SET PROBLEM: Go through the entries below and print each one exactly, leaving out pictures.

RAW DATA:
>>
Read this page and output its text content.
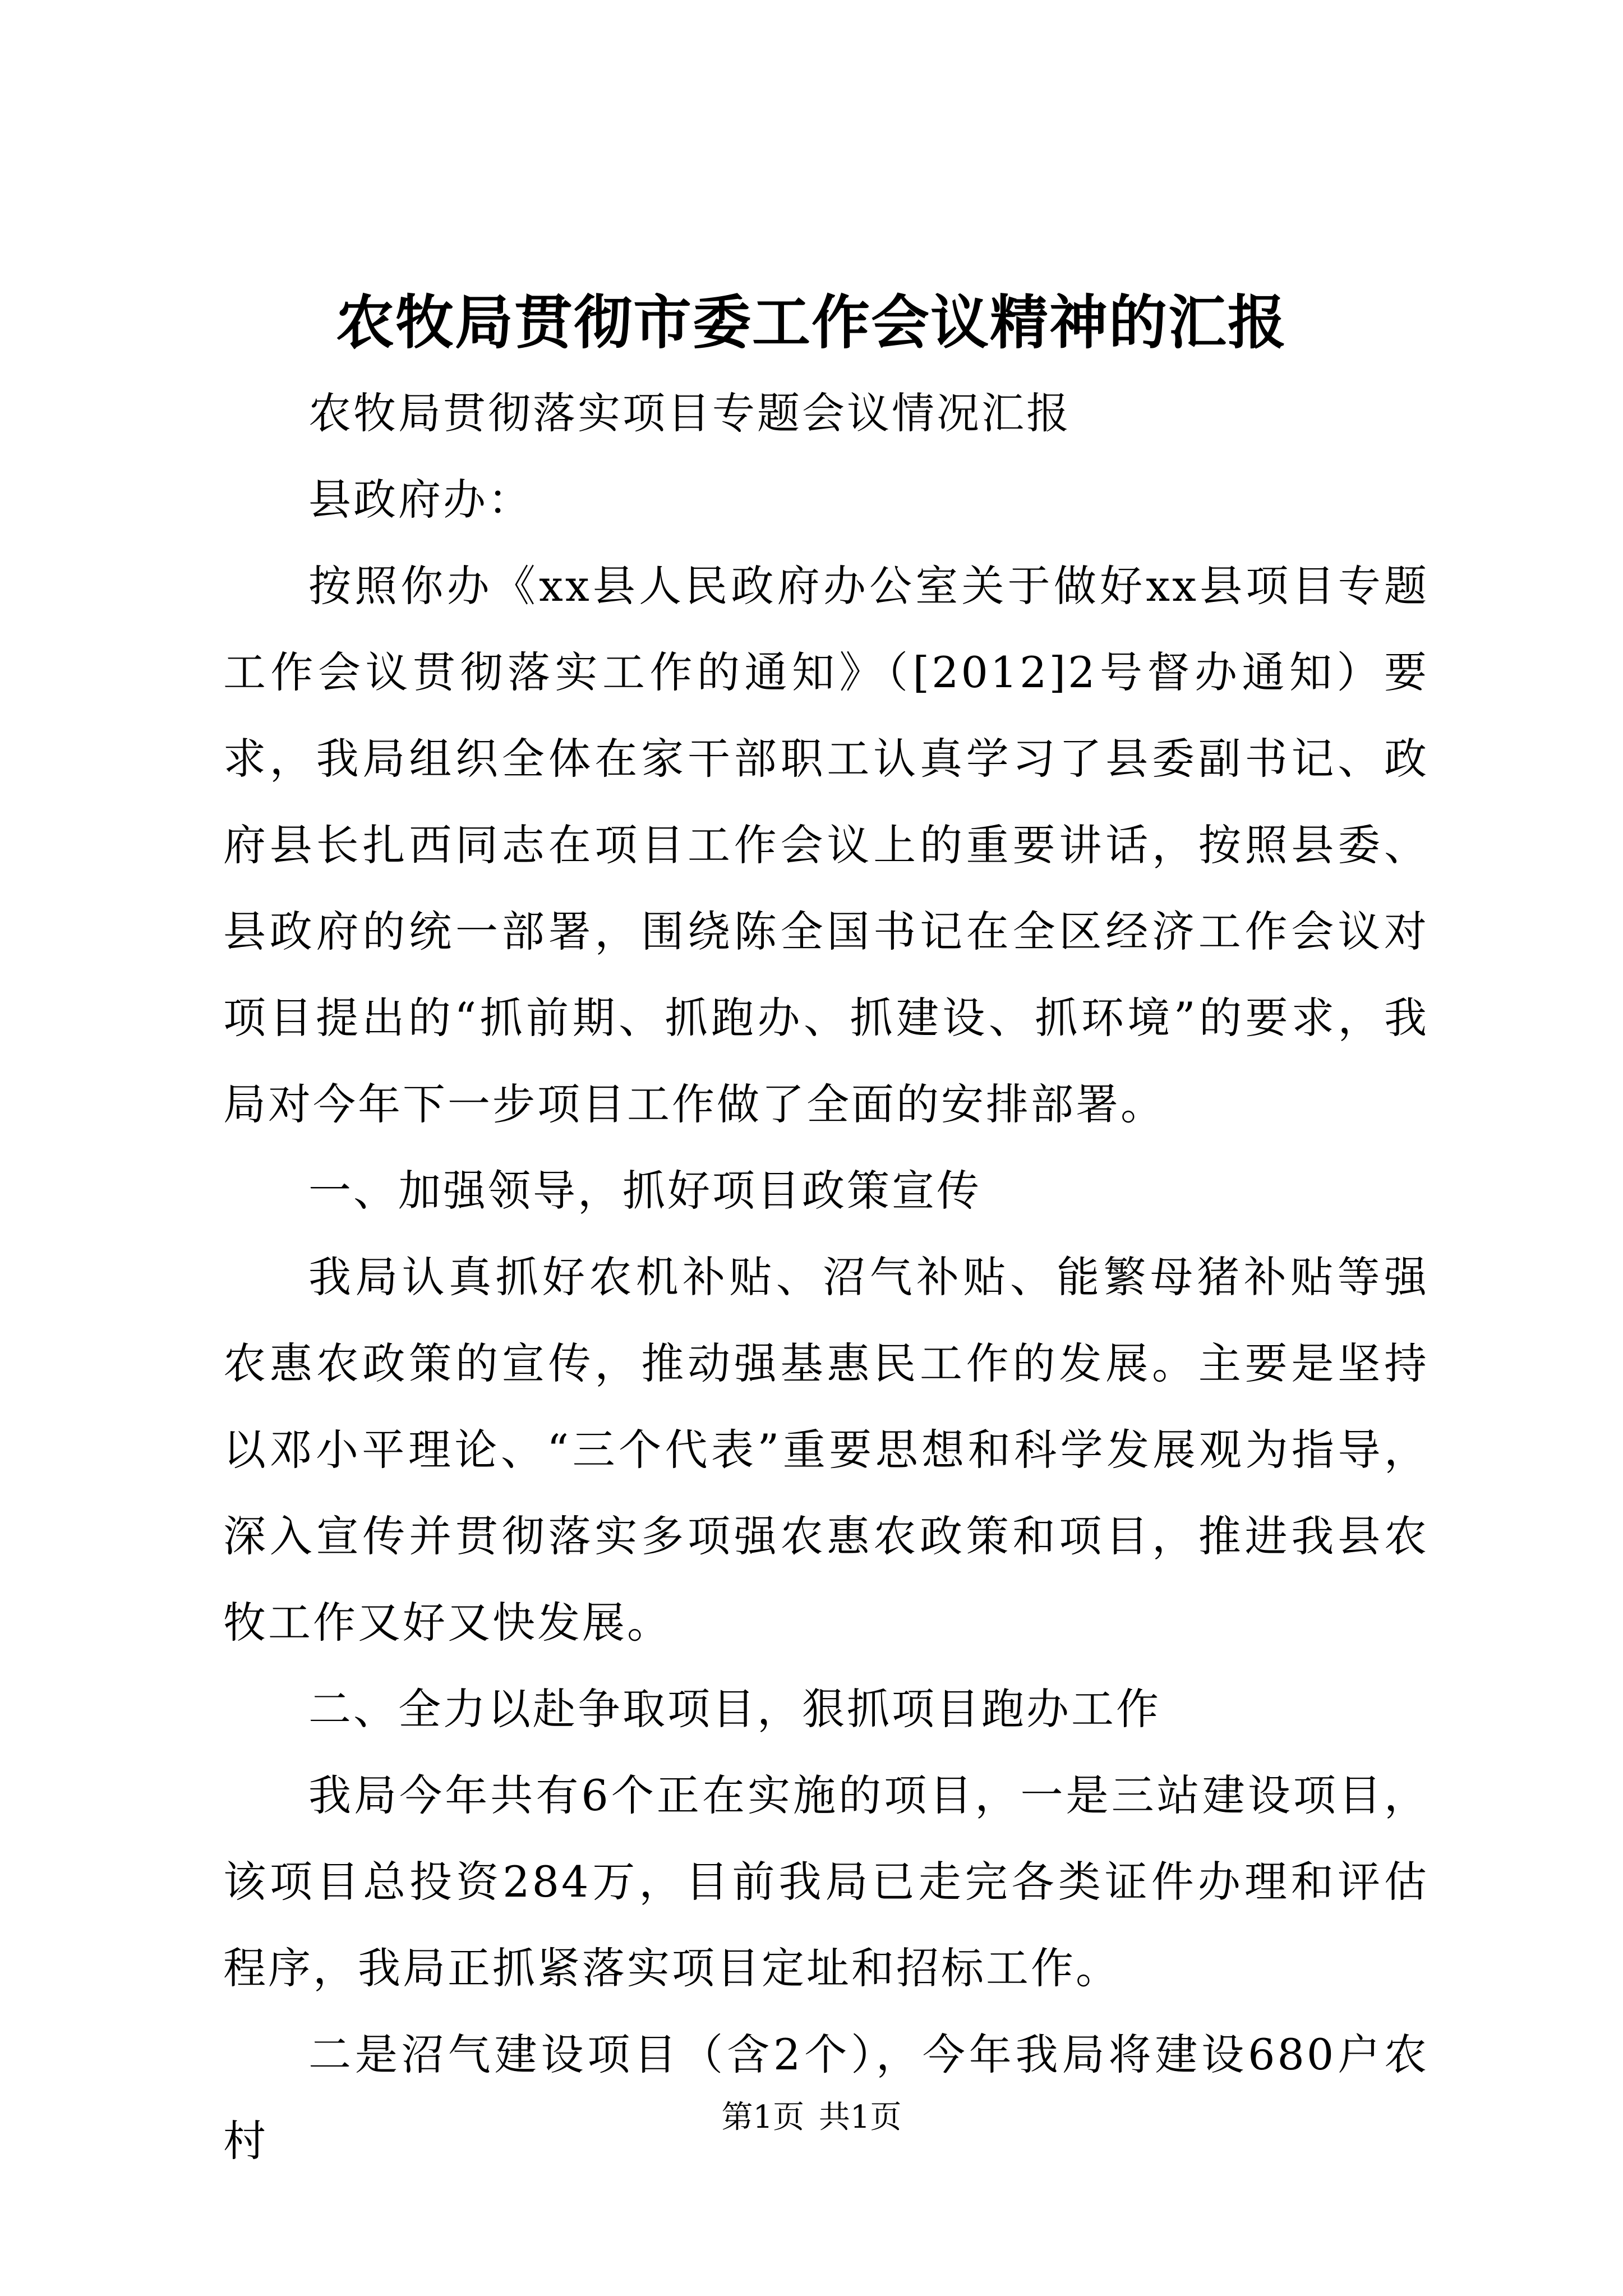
农牧局贯彻市委工作会议精神的汇报

农牧局贯彻落实项目专题会议情况汇报

县政府办：

按照你办《xx县人民政府办公室关于做好xx县项目专题工作会议贯彻落实工作的通知》（[2012]2号督办通知）要求，我局组织全体在家干部职工认真学习了县委副书记、政府县长扎西同志在项目工作会议上的重要讲话，按照县委、县政府的统一部署，围绕陈全国书记在全区经济工作会议对项目提出的“抓前期、抓跑办、抓建设、抓环境”的要求，我局对今年下一步项目工作做了全面的安排部署。

一、加强领导，抓好项目政策宣传

我局认真抓好农机补贴、沼气补贴、能繁母猪补贴等强农惠农政策的宣传，推动强基惠民工作的发展。主要是坚持以邓小平理论、“三个代表”重要思想和科学发展观为指导，深入宣传并贯彻落实多项强农惠农政策和项目，推进我县农牧工作又好又快发展。

二、全力以赴争取项目，狠抓项目跑办工作

我局今年共有6个正在实施的项目，一是三站建设项目，该项目总投资284万，目前我局已走完各类证件办理和评估程序，我局正抓紧落实项目定址和招标工作。

二是沼气建设项目（含2个），今年我局将建设680户农村	第1页 共1页
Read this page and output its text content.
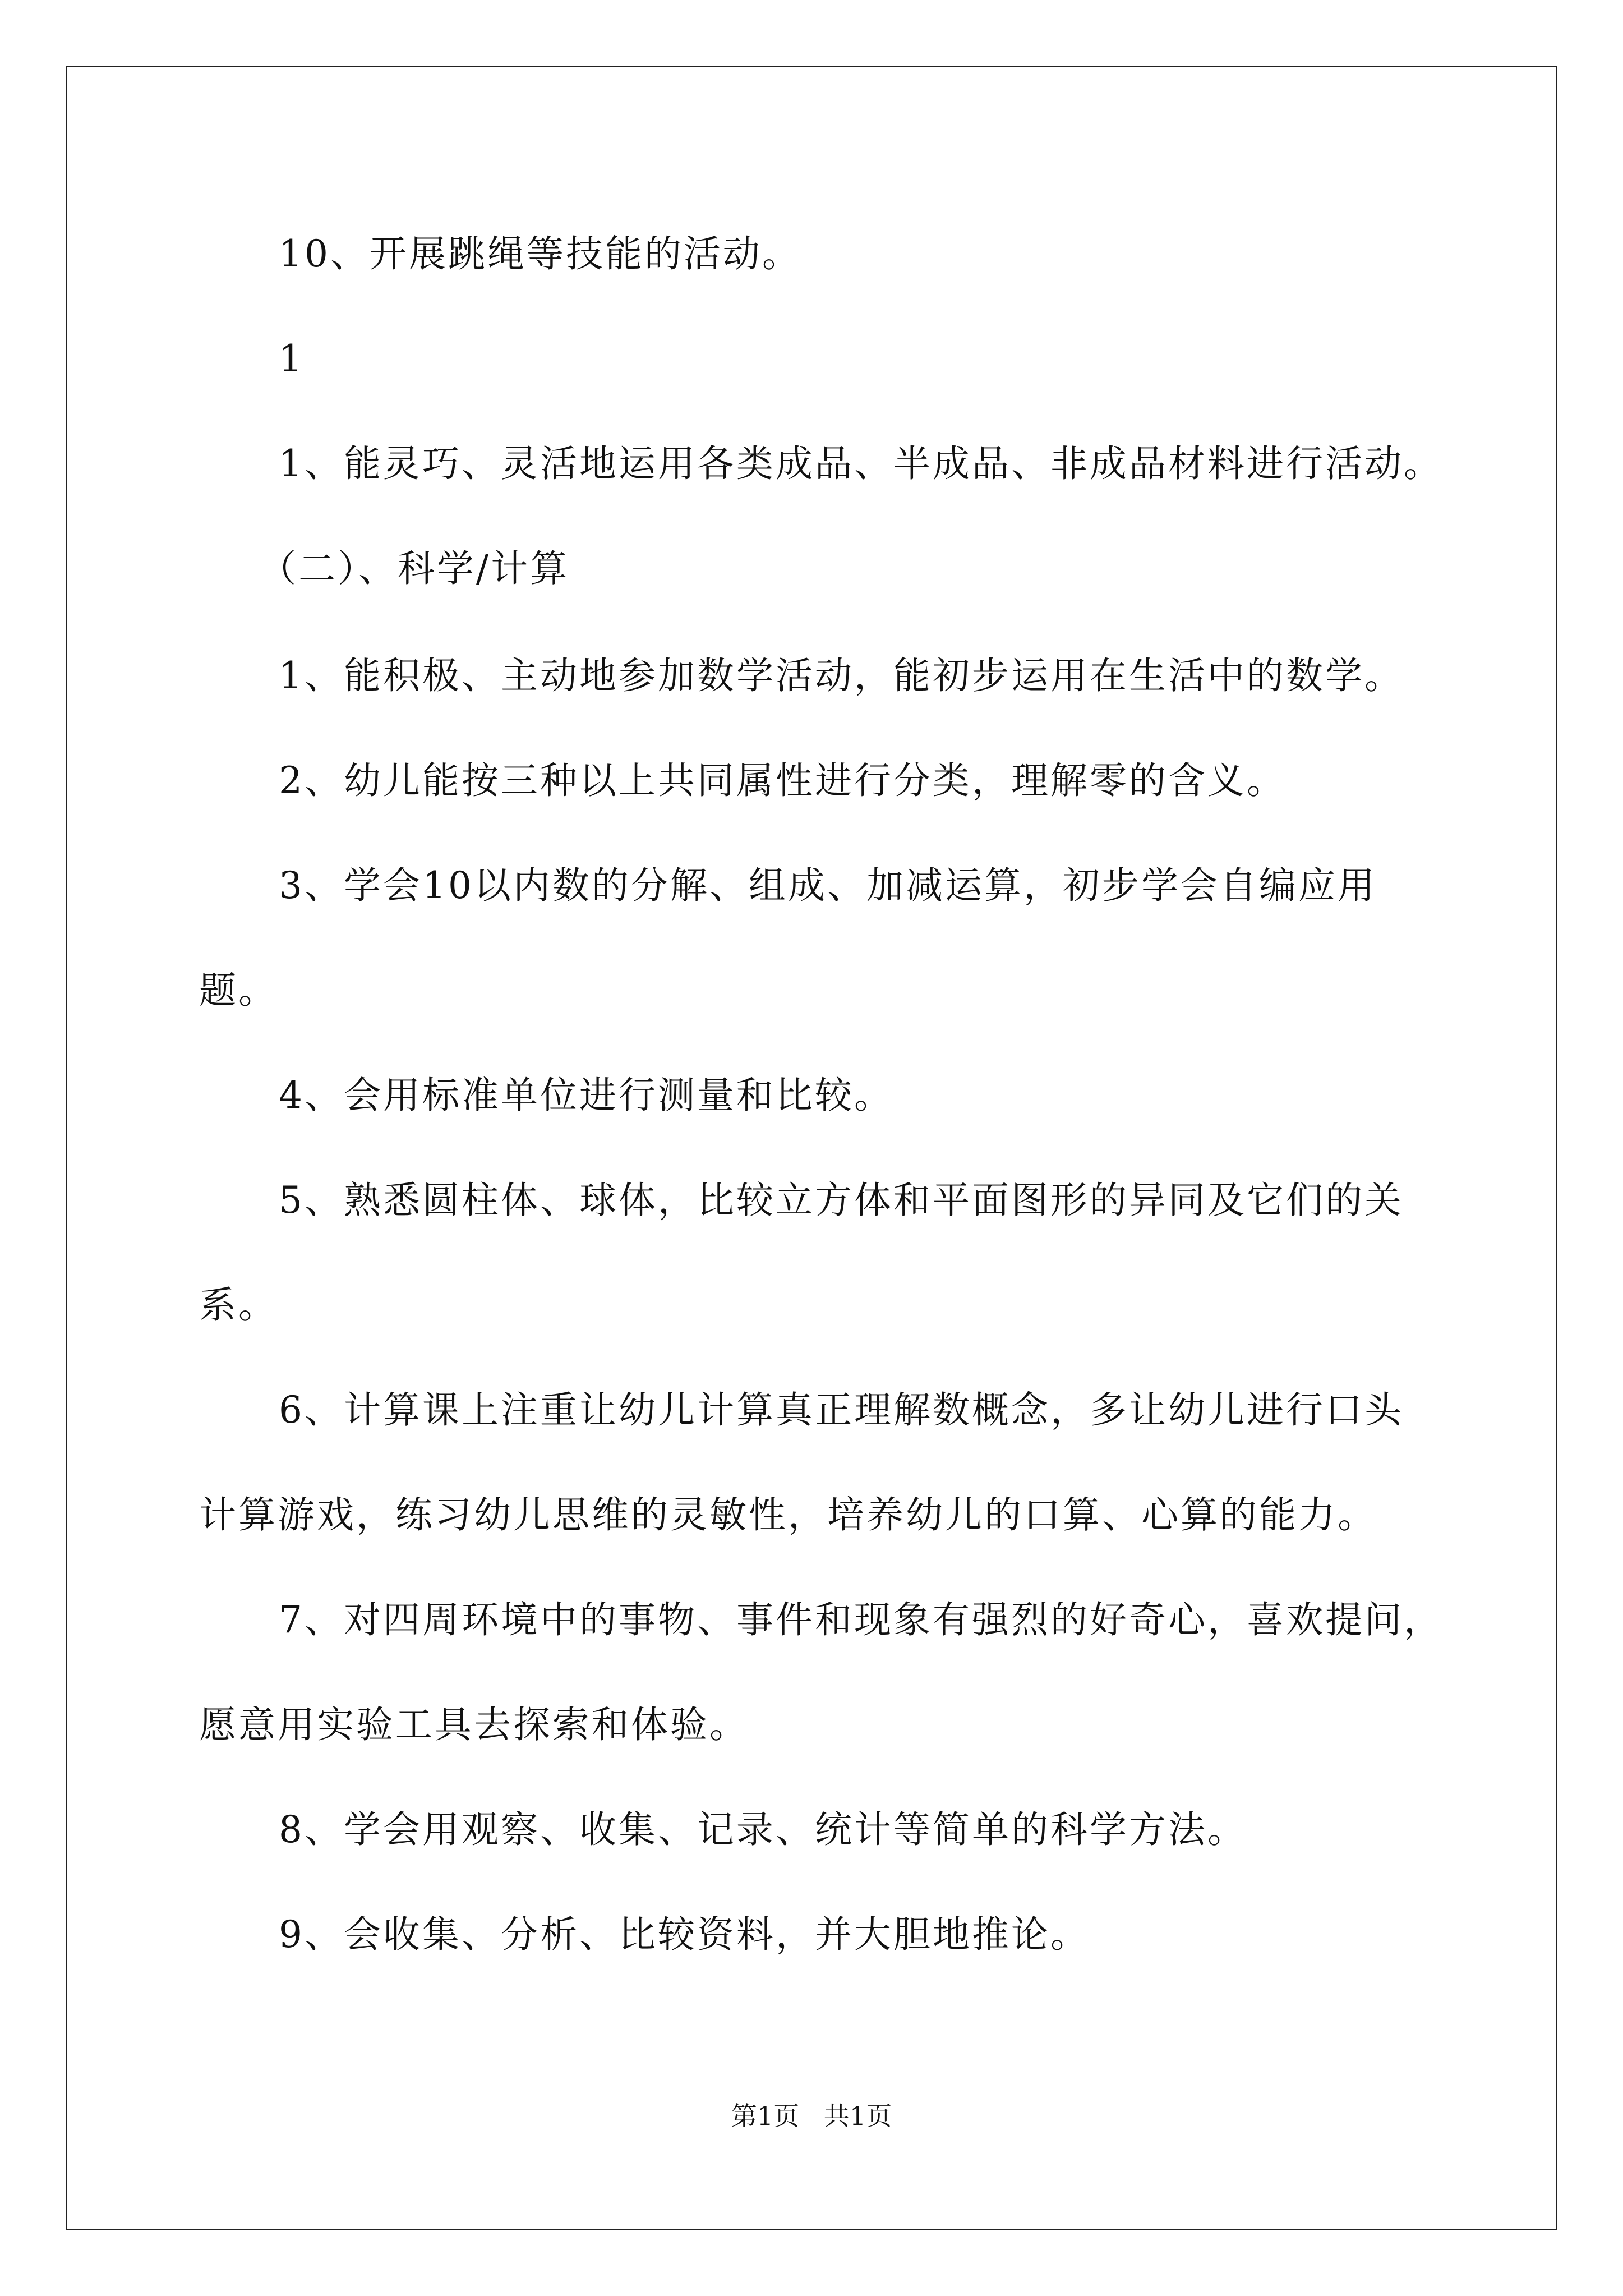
10、开展跳绳等技能的活动。

1

1、能灵巧、灵活地运用各类成品、半成品、非成品材料进行活动。

（二）、科学/计算

1、能积极、主动地参加数学活动，能初步运用在生活中的数学。

2、幼儿能按三种以上共同属性进行分类，理解零的含义。

3、学会10以内数的分解、组成、加减运算，初步学会自编应用

题。

4、会用标准单位进行测量和比较。

5、熟悉圆柱体、球体，比较立方体和平面图形的异同及它们的关

系。

6、计算课上注重让幼儿计算真正理解数概念，多让幼儿进行口头

计算游戏，练习幼儿思维的灵敏性，培养幼儿的口算、心算的能力。

7、对四周环境中的事物、事件和现象有强烈的好奇心，喜欢提问，

愿意用实验工具去探索和体验。

8、学会用观察、收集、记录、统计等简单的科学方法。

9、会收集、分析、比较资料，并大胆地推论。

第1页   共1页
<<
IN RESPONSE:
Read this page and output its text content.
农牧局贯彻市委工作会议精神的汇报

农牧局贯彻落实项目专题会议情况汇报

县政府办：

按照你办《xx县人民政府办公室关于做好xx县项目专题工作会议贯彻落实工作的通知》（[2012]2号督办通知）要求，我局组织全体在家干部职工认真学习了县委副书记、政府县长扎西同志在项目工作会议上的重要讲话，按照县委、县政府的统一部署，围绕陈全国书记在全区经济工作会议对项目提出的“抓前期、抓跑办、抓建设、抓环境”的要求，我局对今年下一步项目工作做了全面的安排部署。

一、加强领导，抓好项目政策宣传

我局认真抓好农机补贴、沼气补贴、能繁母猪补贴等强农惠农政策的宣传，推动强基惠民工作的发展。主要是坚持以邓小平理论、“三个代表”重要思想和科学发展观为指导，深入宣传并贯彻落实多项强农惠农政策和项目，推进我县农牧工作又好又快发展。

二、全力以赴争取项目，狠抓项目跑办工作

我局今年共有6个正在实施的项目，一是三站建设项目，该项目总投资284万，目前我局已走完各类证件办理和评估程序，我局正抓紧落实项目定址和招标工作。

二是沼气建设项目（含2个），今年我局将建设680户农村	第1页 共1页
Read this page and output its text content.
10、开展跳绳等技能的活动。

1

1、能灵巧、灵活地运用各类成品、半成品、非成品材料进行活动。

（二）、科学/计算

1、能积极、主动地参加数学活动，能初步运用在生活中的数学。

2、幼儿能按三种以上共同属性进行分类，理解零的含义。

3、学会10以内数的分解、组成、加减运算，初步学会自编应用

题。

4、会用标准单位进行测量和比较。

5、熟悉圆柱体、球体，比较立方体和平面图形的异同及它们的关

系。

6、计算课上注重让幼儿计算真正理解数概念，多让幼儿进行口头

计算游戏，练习幼儿思维的灵敏性，培养幼儿的口算、心算的能力。

7、对四周环境中的事物、事件和现象有强烈的好奇心，喜欢提问，

愿意用实验工具去探索和体验。

8、学会用观察、收集、记录、统计等简单的科学方法。

9、会收集、分析、比较资料，并大胆地推论。

第1页   共1页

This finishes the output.